- **Task data**:
===

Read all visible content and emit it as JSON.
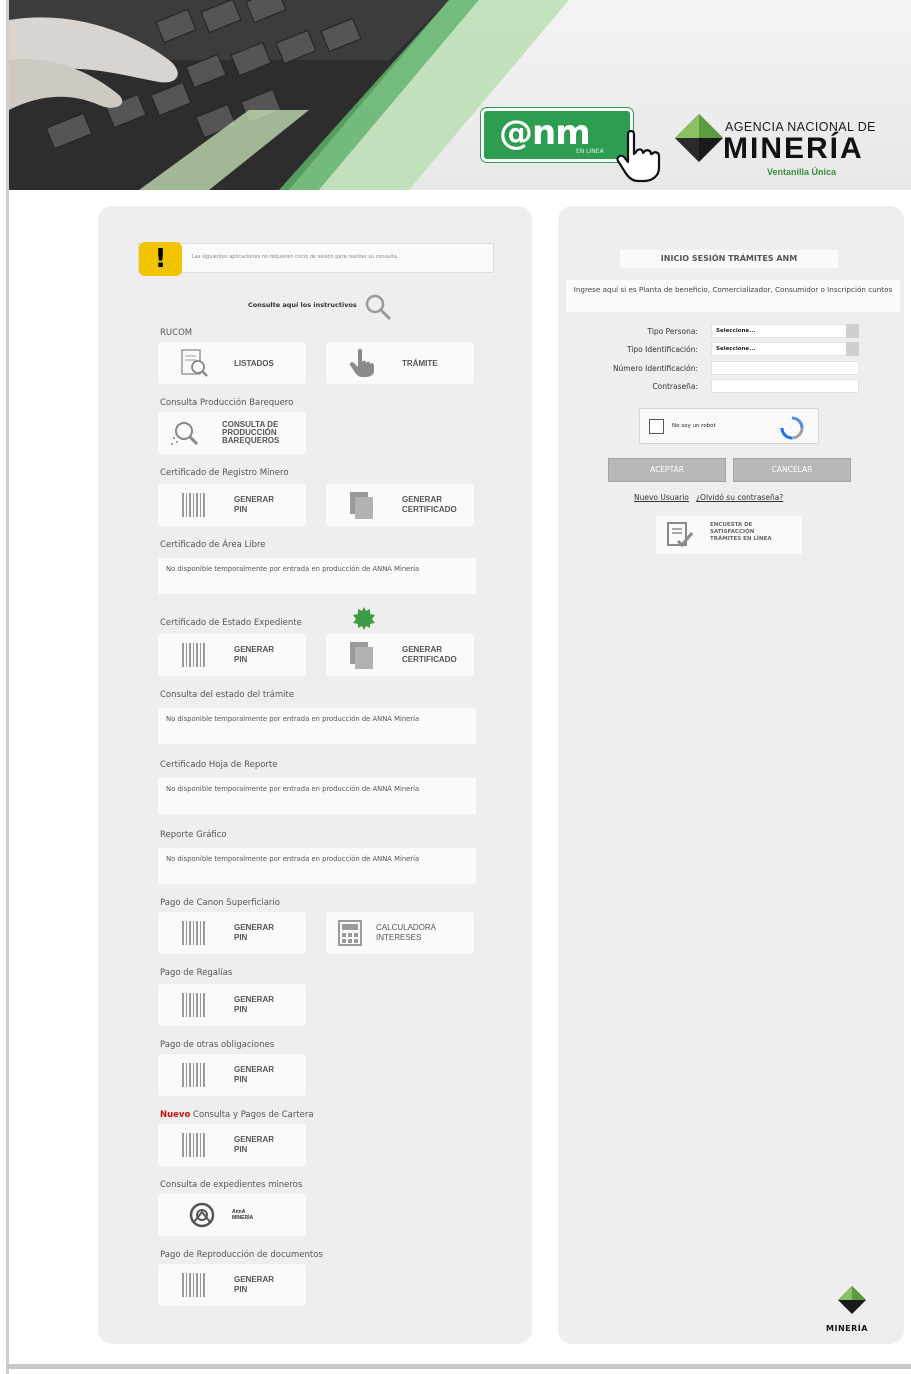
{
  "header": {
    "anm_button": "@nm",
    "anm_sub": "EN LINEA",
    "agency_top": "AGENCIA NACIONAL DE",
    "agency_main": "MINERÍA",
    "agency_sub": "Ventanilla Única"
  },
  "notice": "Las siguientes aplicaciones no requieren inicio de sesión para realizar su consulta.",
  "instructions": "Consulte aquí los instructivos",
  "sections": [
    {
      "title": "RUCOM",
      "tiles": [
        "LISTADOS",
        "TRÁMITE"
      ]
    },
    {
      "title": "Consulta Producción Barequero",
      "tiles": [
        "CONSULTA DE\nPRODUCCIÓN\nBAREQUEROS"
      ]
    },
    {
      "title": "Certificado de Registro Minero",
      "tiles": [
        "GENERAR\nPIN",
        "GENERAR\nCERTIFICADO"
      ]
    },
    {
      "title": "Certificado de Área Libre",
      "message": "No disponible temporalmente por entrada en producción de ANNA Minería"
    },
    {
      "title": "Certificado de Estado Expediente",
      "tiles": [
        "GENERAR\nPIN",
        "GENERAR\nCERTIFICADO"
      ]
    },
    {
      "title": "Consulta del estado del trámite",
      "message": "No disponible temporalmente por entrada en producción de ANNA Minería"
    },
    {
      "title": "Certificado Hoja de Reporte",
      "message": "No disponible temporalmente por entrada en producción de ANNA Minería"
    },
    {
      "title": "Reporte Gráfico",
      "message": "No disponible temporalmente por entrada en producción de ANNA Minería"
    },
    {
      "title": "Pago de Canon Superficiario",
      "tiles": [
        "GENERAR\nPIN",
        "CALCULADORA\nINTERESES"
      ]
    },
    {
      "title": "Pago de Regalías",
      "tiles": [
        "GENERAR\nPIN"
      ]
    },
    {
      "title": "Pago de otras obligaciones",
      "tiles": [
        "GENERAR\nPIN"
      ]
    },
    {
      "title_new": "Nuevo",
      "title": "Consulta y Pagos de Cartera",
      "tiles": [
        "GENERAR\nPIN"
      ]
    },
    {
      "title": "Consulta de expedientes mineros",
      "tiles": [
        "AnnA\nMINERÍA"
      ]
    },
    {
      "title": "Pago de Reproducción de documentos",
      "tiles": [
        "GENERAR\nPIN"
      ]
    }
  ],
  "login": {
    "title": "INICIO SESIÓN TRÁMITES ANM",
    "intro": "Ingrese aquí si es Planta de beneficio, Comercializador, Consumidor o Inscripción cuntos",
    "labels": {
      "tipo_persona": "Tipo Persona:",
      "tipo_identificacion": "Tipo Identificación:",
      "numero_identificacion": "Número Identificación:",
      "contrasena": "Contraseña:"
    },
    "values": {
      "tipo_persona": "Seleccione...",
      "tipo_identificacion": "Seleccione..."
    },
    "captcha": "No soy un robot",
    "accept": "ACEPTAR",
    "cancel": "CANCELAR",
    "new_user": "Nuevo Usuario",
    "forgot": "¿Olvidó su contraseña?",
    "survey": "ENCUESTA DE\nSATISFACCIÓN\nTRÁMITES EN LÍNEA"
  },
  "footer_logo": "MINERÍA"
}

===

- **Instructions to follow**:
Leave every image out, and retype the material exactly.

- **Complete answer**:
Read all visible content and emit it as JSON.
{
  "header": {
    "anm_button": "@nm",
    "anm_sub": "EN LINEA",
    "agency_top": "AGENCIA NACIONAL DE",
    "agency_main": "MINERÍA",
    "agency_sub": "Ventanilla Única"
  },
  "notice": "Las siguientes aplicaciones no requieren inicio de sesión para realizar su consulta.",
  "instructions": "Consulte aquí los instructivos",
  "sections": [
    {
      "title": "RUCOM",
      "tiles": [
        "LISTADOS",
        "TRÁMITE"
      ]
    },
    {
      "title": "Consulta Producción Barequero",
      "tiles": [
        "CONSULTA DE\nPRODUCCIÓN\nBAREQUEROS"
      ]
    },
    {
      "title": "Certificado de Registro Minero",
      "tiles": [
        "GENERAR\nPIN",
        "GENERAR\nCERTIFICADO"
      ]
    },
    {
      "title": "Certificado de Área Libre",
      "message": "No disponible temporalmente por entrada en producción de ANNA Minería"
    },
    {
      "title": "Certificado de Estado Expediente",
      "tiles": [
        "GENERAR\nPIN",
        "GENERAR\nCERTIFICADO"
      ]
    },
    {
      "title": "Consulta del estado del trámite",
      "message": "No disponible temporalmente por entrada en producción de ANNA Minería"
    },
    {
      "title": "Certificado Hoja de Reporte",
      "message": "No disponible temporalmente por entrada en producción de ANNA Minería"
    },
    {
      "title": "Reporte Gráfico",
      "message": "No disponible temporalmente por entrada en producción de ANNA Minería"
    },
    {
      "title": "Pago de Canon Superficiario",
      "tiles": [
        "GENERAR\nPIN",
        "CALCULADORA\nINTERESES"
      ]
    },
    {
      "title": "Pago de Regalías",
      "tiles": [
        "GENERAR\nPIN"
      ]
    },
    {
      "title": "Pago de otras obligaciones",
      "tiles": [
        "GENERAR\nPIN"
      ]
    },
    {
      "title_new": "Nuevo",
      "title": "Consulta y Pagos de Cartera",
      "tiles": [
        "GENERAR\nPIN"
      ]
    },
    {
      "title": "Consulta de expedientes mineros",
      "tiles": [
        "AnnA\nMINERÍA"
      ]
    },
    {
      "title": "Pago de Reproducción de documentos",
      "tiles": [
        "GENERAR\nPIN"
      ]
    }
  ],
  "login": {
    "title": "INICIO SESIÓN TRÁMITES ANM",
    "intro": "Ingrese aquí si es Planta de beneficio, Comercializador, Consumidor o Inscripción cuntos",
    "labels": {
      "tipo_persona": "Tipo Persona:",
      "tipo_identificacion": "Tipo Identificación:",
      "numero_identificacion": "Número Identificación:",
      "contrasena": "Contraseña:"
    },
    "values": {
      "tipo_persona": "Seleccione...",
      "tipo_identificacion": "Seleccione..."
    },
    "captcha": "No soy un robot",
    "accept": "ACEPTAR",
    "cancel": "CANCELAR",
    "new_user": "Nuevo Usuario",
    "forgot": "¿Olvidó su contraseña?",
    "survey": "ENCUESTA DE\nSATISFACCIÓN\nTRÁMITES EN LÍNEA"
  },
  "footer_logo": "MINERÍA"
}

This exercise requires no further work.